Work to be completed: Set the listing down unchanged, minus every embedded image.
---------------
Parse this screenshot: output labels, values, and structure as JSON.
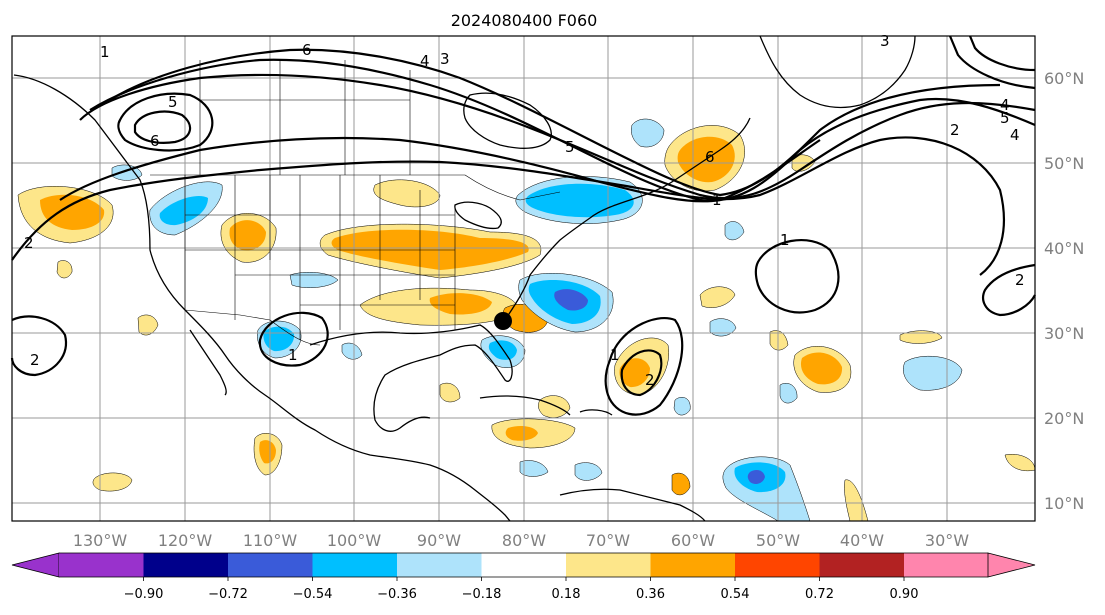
{
  "title": "2024080400 F060",
  "map": {
    "lon_labels": [
      "130°W",
      "120°W",
      "110°W",
      "100°W",
      "90°W",
      "80°W",
      "70°W",
      "60°W",
      "50°W",
      "40°W",
      "30°W"
    ],
    "lat_labels": [
      "60°N",
      "50°N",
      "40°N",
      "30°N",
      "20°N",
      "10°N"
    ],
    "marker": "storm-center-dot"
  },
  "colorbar": {
    "ticks": [
      "−0.90",
      "−0.72",
      "−0.54",
      "−0.36",
      "−0.18",
      "0.18",
      "0.36",
      "0.54",
      "0.72",
      "0.90"
    ],
    "colors": [
      "#9932cc",
      "#00008b",
      "#3a5bd9",
      "#00bfff",
      "#aee3fb",
      "#ffffff",
      "#fde68a",
      "#ffa500",
      "#ff4500",
      "#b22222",
      "#ff85ad"
    ]
  },
  "contours": {
    "labels": [
      "1",
      "2",
      "3",
      "4",
      "5",
      "6",
      "1",
      "2",
      "3",
      "4",
      "5",
      "6",
      "1",
      "2",
      "1",
      "1",
      "2",
      "4",
      "5",
      "6",
      "2"
    ]
  },
  "colors": {
    "positive_light": "#fde68a",
    "positive_mid": "#ffa500",
    "positive_strong": "#ff4500",
    "negative_light": "#aee3fb",
    "negative_mid": "#00bfff",
    "negative_strong": "#3a5bd9"
  }
}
---------------
Exercise output:
Parse this screenshot: output labels, values, and structure as JSON.
{
  "title": "2024080400 F060",
  "map": {
    "lon_labels": [
      "130°W",
      "120°W",
      "110°W",
      "100°W",
      "90°W",
      "80°W",
      "70°W",
      "60°W",
      "50°W",
      "40°W",
      "30°W"
    ],
    "lat_labels": [
      "60°N",
      "50°N",
      "40°N",
      "30°N",
      "20°N",
      "10°N"
    ],
    "marker": "storm-center-dot"
  },
  "colorbar": {
    "ticks": [
      "−0.90",
      "−0.72",
      "−0.54",
      "−0.36",
      "−0.18",
      "0.18",
      "0.36",
      "0.54",
      "0.72",
      "0.90"
    ],
    "colors": [
      "#9932cc",
      "#00008b",
      "#3a5bd9",
      "#00bfff",
      "#aee3fb",
      "#ffffff",
      "#fde68a",
      "#ffa500",
      "#ff4500",
      "#b22222",
      "#ff85ad"
    ]
  },
  "contours": {
    "labels": [
      "1",
      "2",
      "3",
      "4",
      "5",
      "6",
      "1",
      "2",
      "3",
      "4",
      "5",
      "6",
      "1",
      "2",
      "1",
      "1",
      "2",
      "4",
      "5",
      "6",
      "2"
    ]
  },
  "colors": {
    "positive_light": "#fde68a",
    "positive_mid": "#ffa500",
    "positive_strong": "#ff4500",
    "negative_light": "#aee3fb",
    "negative_mid": "#00bfff",
    "negative_strong": "#3a5bd9"
  }
}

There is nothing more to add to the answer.